İstek A: Bisiklet yolculuğunu anlatan metindeki "1.GÜN İZMİR- ALTINOVA" ifadesinden "(zamanın tekrarı yoktur)." ifadesine kadar olan kısmı, bu ifade de dahil olmak üzere, hiç değiştirmeden yazın.

Verilen metin:
○ ○ ○ ○ ○ ○ ○

6 Ekim 2013 Pazar

1.GÜN İZMİR- ALTINOVA (89km) ( 2 EYLÜL 2013)

    Heyecanla 06:15'te uyandım. Bir önceki günden kalma burun akıntım ve boğazımdaki acının getirdiği grip olma korkusu haricinde her şey yolculuk için hazırdı. Dolu dolu yaptığım kahvaltının üstüne bisikletim Gri Kelebek'i apartmanın önünde yükleyip anneme sıkıca sarıldım. Ardından yakınımda oturan amcamlardan "Allahaısmarladık" demek için geçtim. Bu an hepimiz için ilkti ve tek olarak kalacaktı (zamanın tekrarı yoktur).
   Sahil yoluna inip önce Saat Kulesiyle selamlaşıp Alsancak Garı'nda Urim abilerle (Urim Babacan, Can Küçükler, Burcu Kural) buluştum. Saat 09:30'da bisiklet alınmaya başlayan raylı sistem hattına 09:32'de giriş yaptım. 09:40 banliyö treniyle  Aliağa'ya doğru yolculuğumuz başladı.

○ ○ ○ ○ ○ ○ ○

Görev verileri:
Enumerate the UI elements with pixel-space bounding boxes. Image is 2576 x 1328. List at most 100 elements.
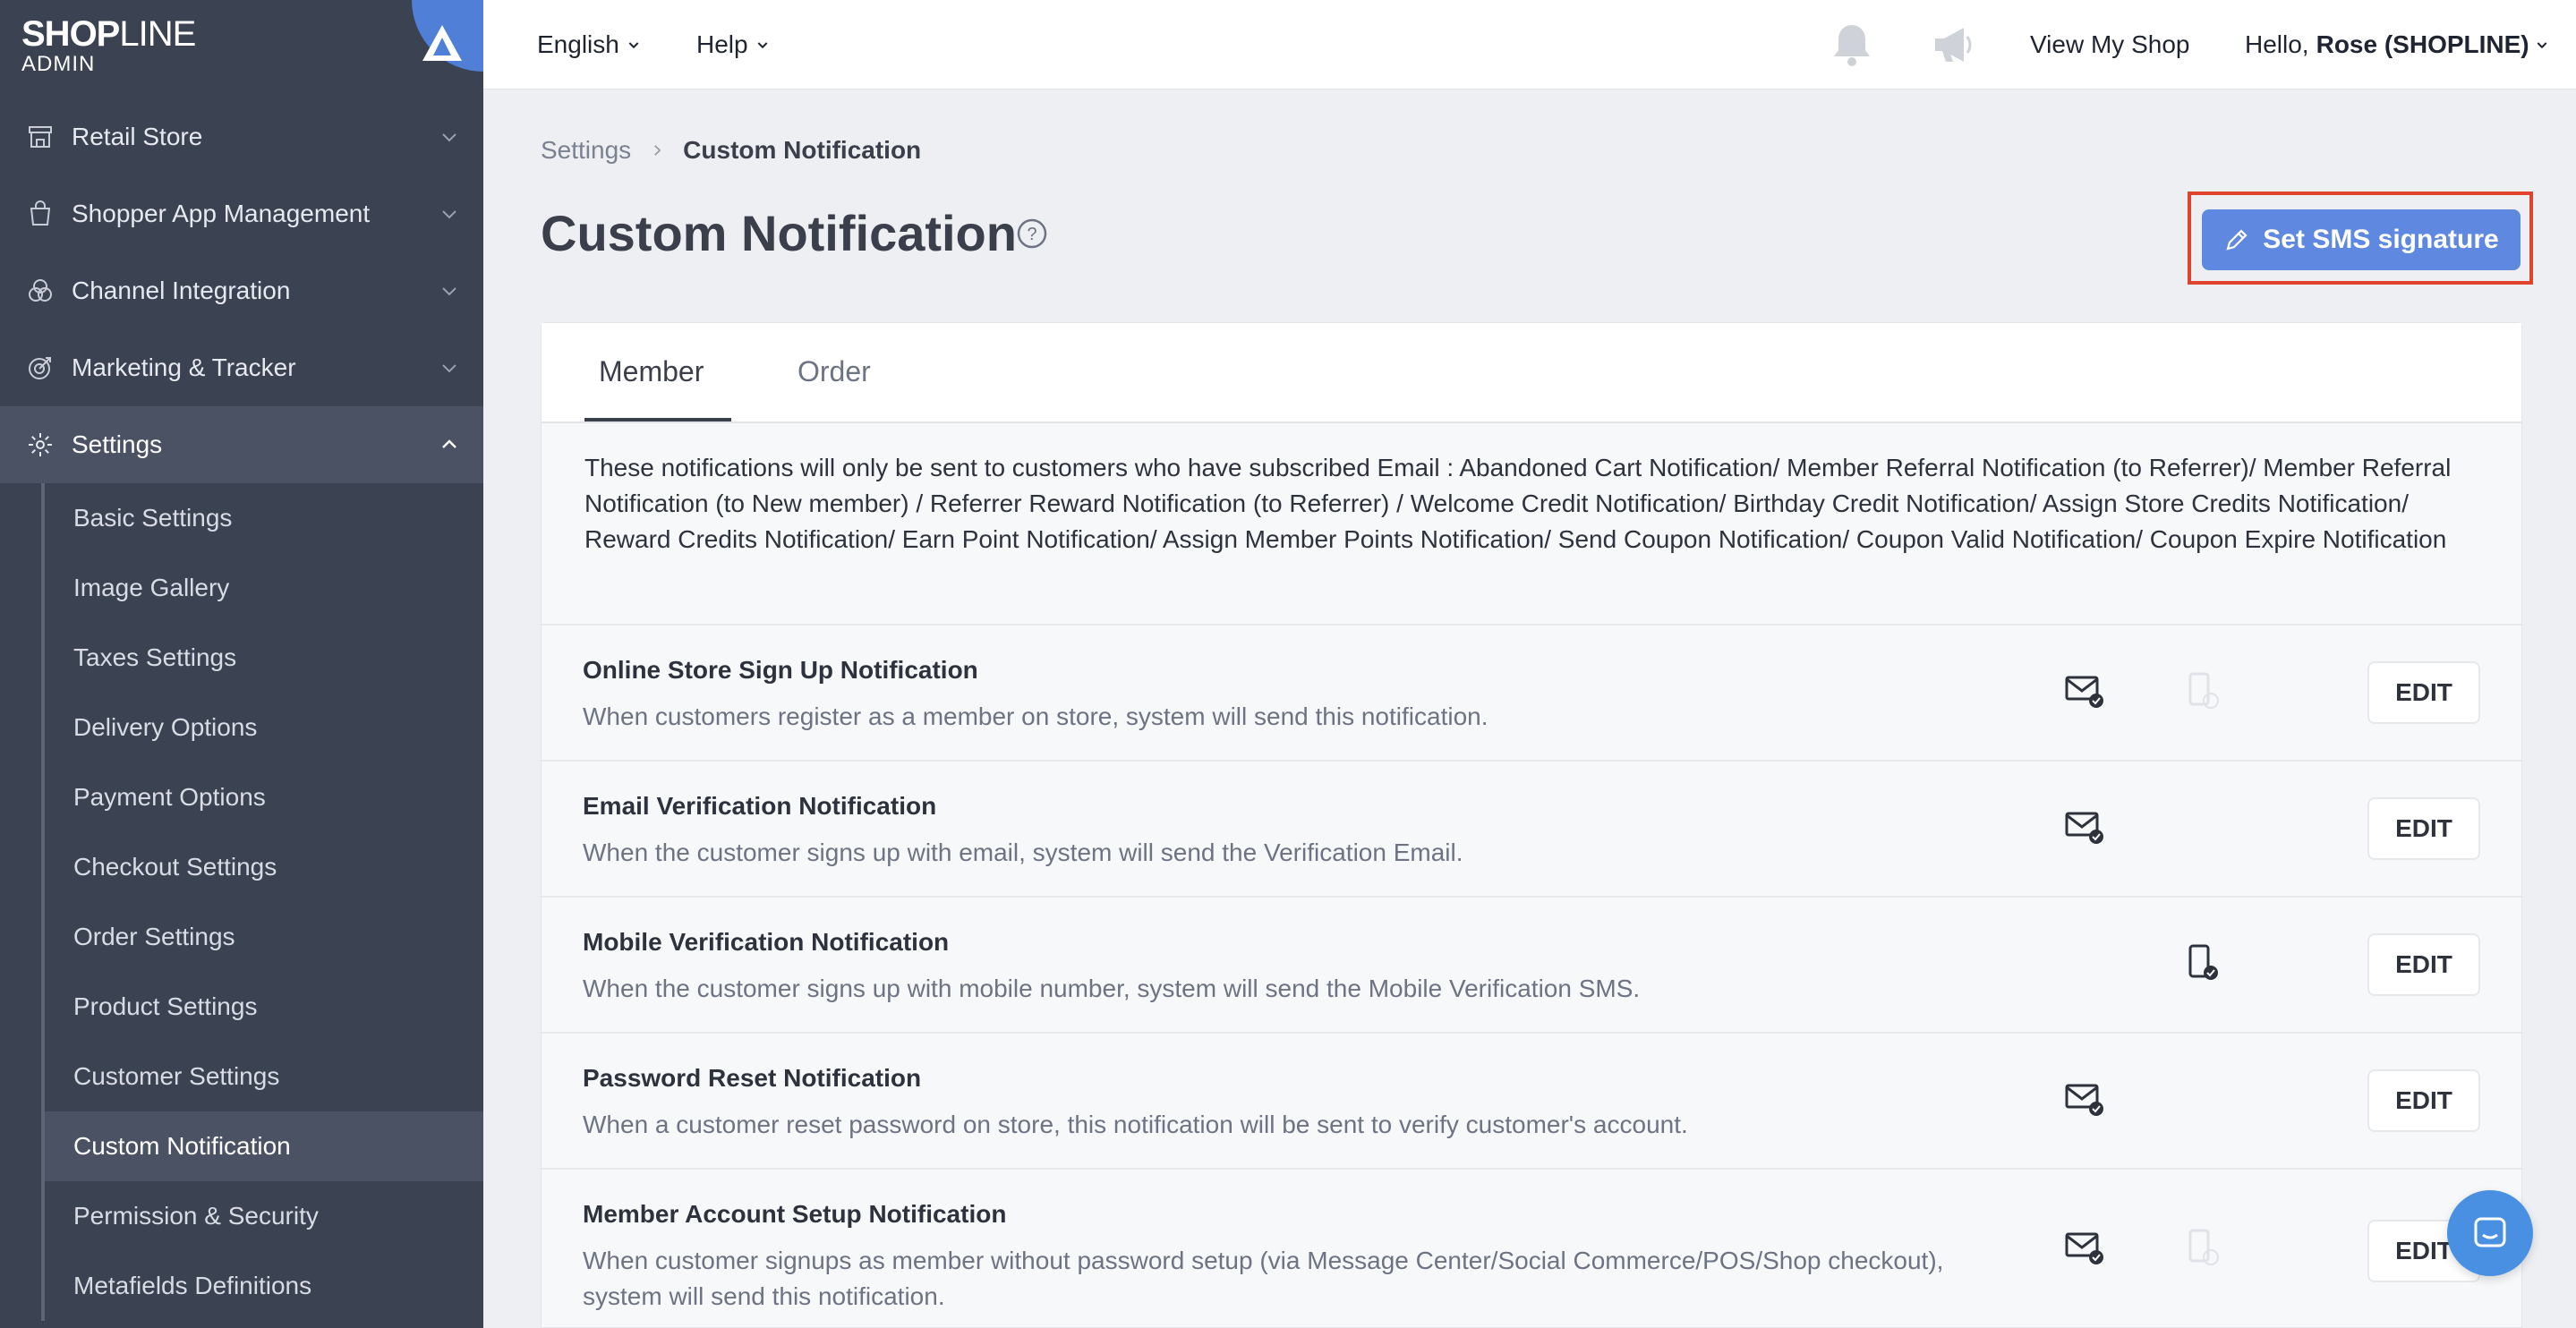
- edit-button[interactable]: EDIT: [2367, 933, 2480, 996]
- user-menu[interactable]: Hello, Rose (SHOPLINE): [2245, 0, 2549, 89]
- sidebar-item-marketing[interactable]: Marketing & Tracker: [0, 329, 483, 406]
- notification-row: Password Reset Notification When a custo…: [542, 1032, 2521, 1168]
- target-icon: [25, 353, 55, 383]
- sidebar-item-image-gallery[interactable]: Image Gallery: [45, 553, 483, 623]
- set-sms-signature-label: Set SMS signature: [2263, 225, 2499, 254]
- sidebar-item-custom-notification[interactable]: Custom Notification: [45, 1111, 483, 1181]
- sidebar-item-channel-integration[interactable]: Channel Integration: [0, 252, 483, 329]
- breadcrumb-current: Custom Notification: [683, 136, 922, 164]
- sms-enabled-icon: [2188, 944, 2218, 980]
- sidebar: SHOPLINE ADMIN Retail Store Shopper App …: [0, 0, 483, 1328]
- edit-button[interactable]: EDIT: [2367, 661, 2480, 724]
- top-bar: English Help View My Shop Hello, Rose (S…: [483, 0, 2576, 89]
- page-title: Custom Notification: [541, 205, 1017, 261]
- breadcrumb: Settings Custom Notification: [541, 136, 921, 165]
- chat-icon: [2474, 1217, 2506, 1247]
- notification-description: When customer signups as member without …: [583, 1247, 1944, 1310]
- edit-button[interactable]: EDIT: [2367, 797, 2480, 860]
- subscription-notice: These notifications will only be sent to…: [584, 454, 2452, 553]
- language-label: English: [537, 30, 619, 58]
- brand-mark-icon: [422, 25, 462, 61]
- greeting-text: Hello,: [2245, 30, 2309, 58]
- notifications-card: Member Order These notifications will on…: [541, 322, 2522, 1328]
- chevron-down-icon: [442, 287, 456, 296]
- sidebar-item-label: Shopper App Management: [72, 200, 371, 227]
- edit-button[interactable]: EDIT: [2367, 1069, 2480, 1132]
- channels-icon: [25, 276, 55, 306]
- sms-disabled-icon: [2188, 672, 2219, 709]
- logo-bold-text: SHOP: [21, 14, 120, 54]
- email-enabled-icon: [2065, 812, 2103, 844]
- email-enabled-icon: [2065, 1084, 2103, 1116]
- notification-title: Email Verification Notification: [583, 792, 937, 820]
- chevron-down-icon: [442, 364, 456, 373]
- store-icon: [25, 122, 55, 152]
- chat-button[interactable]: [2447, 1190, 2533, 1276]
- sms-disabled-icon: [2188, 1229, 2219, 1265]
- help-dropdown[interactable]: Help: [696, 0, 770, 89]
- notifications-bell[interactable]: [1831, 0, 1872, 89]
- chevron-right-icon: [654, 145, 661, 156]
- notification-title: Password Reset Notification: [583, 1064, 922, 1092]
- email-enabled-icon: [2065, 676, 2103, 708]
- chevron-down-icon: [442, 133, 456, 142]
- sidebar-item-customer-settings[interactable]: Customer Settings: [45, 1042, 483, 1111]
- chevron-down-icon: [628, 42, 639, 49]
- notification-row: Mobile Verification Notification When th…: [542, 896, 2521, 1032]
- notification-row: Email Verification Notification When the…: [542, 760, 2521, 896]
- language-dropdown[interactable]: English: [537, 0, 641, 89]
- sidebar-item-retail-store[interactable]: Retail Store: [0, 98, 483, 175]
- announcements[interactable]: [1932, 0, 1976, 89]
- notification-description: When the customer signs up with mobile n…: [583, 975, 1641, 1002]
- sidebar-item-shopper-app[interactable]: Shopper App Management: [0, 175, 483, 252]
- chevron-down-icon: [2537, 42, 2546, 49]
- shopping-bag-icon: [25, 199, 55, 229]
- email-enabled-icon: [2065, 1232, 2103, 1264]
- sidebar-item-label: Channel Integration: [72, 277, 291, 304]
- help-circle-icon[interactable]: ?: [1017, 218, 1047, 249]
- sidebar-item-label: Settings: [72, 430, 163, 458]
- notification-row: Online Store Sign Up Notification When c…: [542, 624, 2521, 760]
- sidebar-item-order-settings[interactable]: Order Settings: [45, 902, 483, 972]
- sidebar-item-delivery-options[interactable]: Delivery Options: [45, 693, 483, 762]
- sidebar-item-permission-security[interactable]: Permission & Security: [45, 1181, 483, 1251]
- sidebar-item-basic-settings[interactable]: Basic Settings: [45, 483, 483, 553]
- sidebar-nav: Retail Store Shopper App Management Chan…: [0, 98, 483, 483]
- megaphone-icon: [1935, 28, 1972, 62]
- sidebar-item-label: Retail Store: [72, 123, 203, 150]
- sidebar-item-label: Marketing & Tracker: [72, 353, 296, 381]
- breadcrumb-settings-link[interactable]: Settings: [541, 136, 631, 165]
- tab-member[interactable]: Member: [599, 355, 704, 388]
- settings-subnav: Basic Settings Image Gallery Taxes Setti…: [41, 483, 483, 1321]
- help-label: Help: [696, 30, 748, 58]
- sidebar-item-settings[interactable]: Settings: [0, 406, 483, 483]
- sidebar-item-payment-options[interactable]: Payment Options: [45, 762, 483, 832]
- notification-description: When the customer signs up with email, s…: [583, 839, 1463, 866]
- sidebar-item-checkout-settings[interactable]: Checkout Settings: [45, 832, 483, 902]
- notification-description: When a customer reset password on store,…: [583, 1111, 1688, 1138]
- tab-order[interactable]: Order: [798, 355, 871, 388]
- notification-title: Member Account Setup Notification: [583, 1200, 1007, 1228]
- chevron-down-icon: [442, 210, 456, 219]
- view-my-shop-link[interactable]: View My Shop: [2030, 0, 2189, 89]
- notification-row: Member Account Setup Notification When c…: [542, 1168, 2521, 1328]
- logo-area: SHOPLINE ADMIN: [0, 0, 483, 89]
- logo-sub-text: ADMIN: [21, 52, 96, 76]
- active-tab-indicator: [584, 418, 731, 421]
- brand-logo[interactable]: SHOPLINE ADMIN: [21, 14, 196, 76]
- sidebar-item-metafields[interactable]: Metafields Definitions: [45, 1251, 483, 1321]
- chevron-down-icon: [757, 42, 767, 49]
- notification-title: Online Store Sign Up Notification: [583, 656, 978, 684]
- chevron-up-icon: [442, 439, 456, 448]
- notification-description: When customers register as a member on s…: [583, 702, 1488, 730]
- gear-icon: [25, 430, 55, 460]
- user-name: Rose (SHOPLINE): [2316, 30, 2529, 58]
- pencil-icon: [2226, 229, 2248, 251]
- logo-light-text: LINE: [119, 14, 196, 54]
- sidebar-item-product-settings[interactable]: Product Settings: [45, 972, 483, 1042]
- tab-bar: Member Order: [542, 323, 2521, 423]
- bell-icon: [1834, 25, 1870, 66]
- sidebar-item-taxes-settings[interactable]: Taxes Settings: [45, 623, 483, 693]
- notification-title: Mobile Verification Notification: [583, 928, 950, 956]
- set-sms-signature-button[interactable]: Set SMS signature: [2202, 209, 2521, 270]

○ ○ ○ ○ ○ ○ ○

İstek B: Kayıtlarda "- edit-button[interactable]: EDIT: [2367, 933, 2480, 996]" bulunan satırdan "- sidebar-item-custom-notification[interactable]: Custom" bulunan satıra kadar, bu satır da dahil olmak üzere, satırları aynen yeniden verin.

Eksiksiz çıktı A:
1.GÜN İZMİR- ALTINOVA (89km) ( 2 EYLÜL 2013)

    Heyecanla 06:15'te uyandım. Bir önceki günden kalma burun akıntım ve boğazımdaki acının getirdiği grip olma korkusu haricinde her şey yolculuk için hazırdı. Dolu dolu yaptığım kahvaltının üstüne bisikletim Gri Kelebek'i apartmanın önünde yükleyip anneme sıkıca sarıldım. Ardından yakınımda oturan amcamlardan "Allahaısmarladık" demek için geçtim. Bu an hepimiz için ilkti ve tek olarak kalacaktı (zamanın tekrarı yoktur).

Eksiksiz çıktı B:
- edit-button[interactable]: EDIT: [2367, 933, 2480, 996]
- user-menu[interactable]: Hello, Rose (SHOPLINE): [2245, 0, 2549, 89]
- sidebar-item-marketing[interactable]: Marketing & Tracker: [0, 329, 483, 406]
- notification-row: Password Reset Notification When a custo…: [542, 1032, 2521, 1168]
- target-icon: [25, 353, 55, 383]
- sidebar-item-image-gallery[interactable]: Image Gallery: [45, 553, 483, 623]
- set-sms-signature-label: Set SMS signature: [2263, 225, 2499, 254]
- sidebar-item-custom-notification[interactable]: Custom Notification: [45, 1111, 483, 1181]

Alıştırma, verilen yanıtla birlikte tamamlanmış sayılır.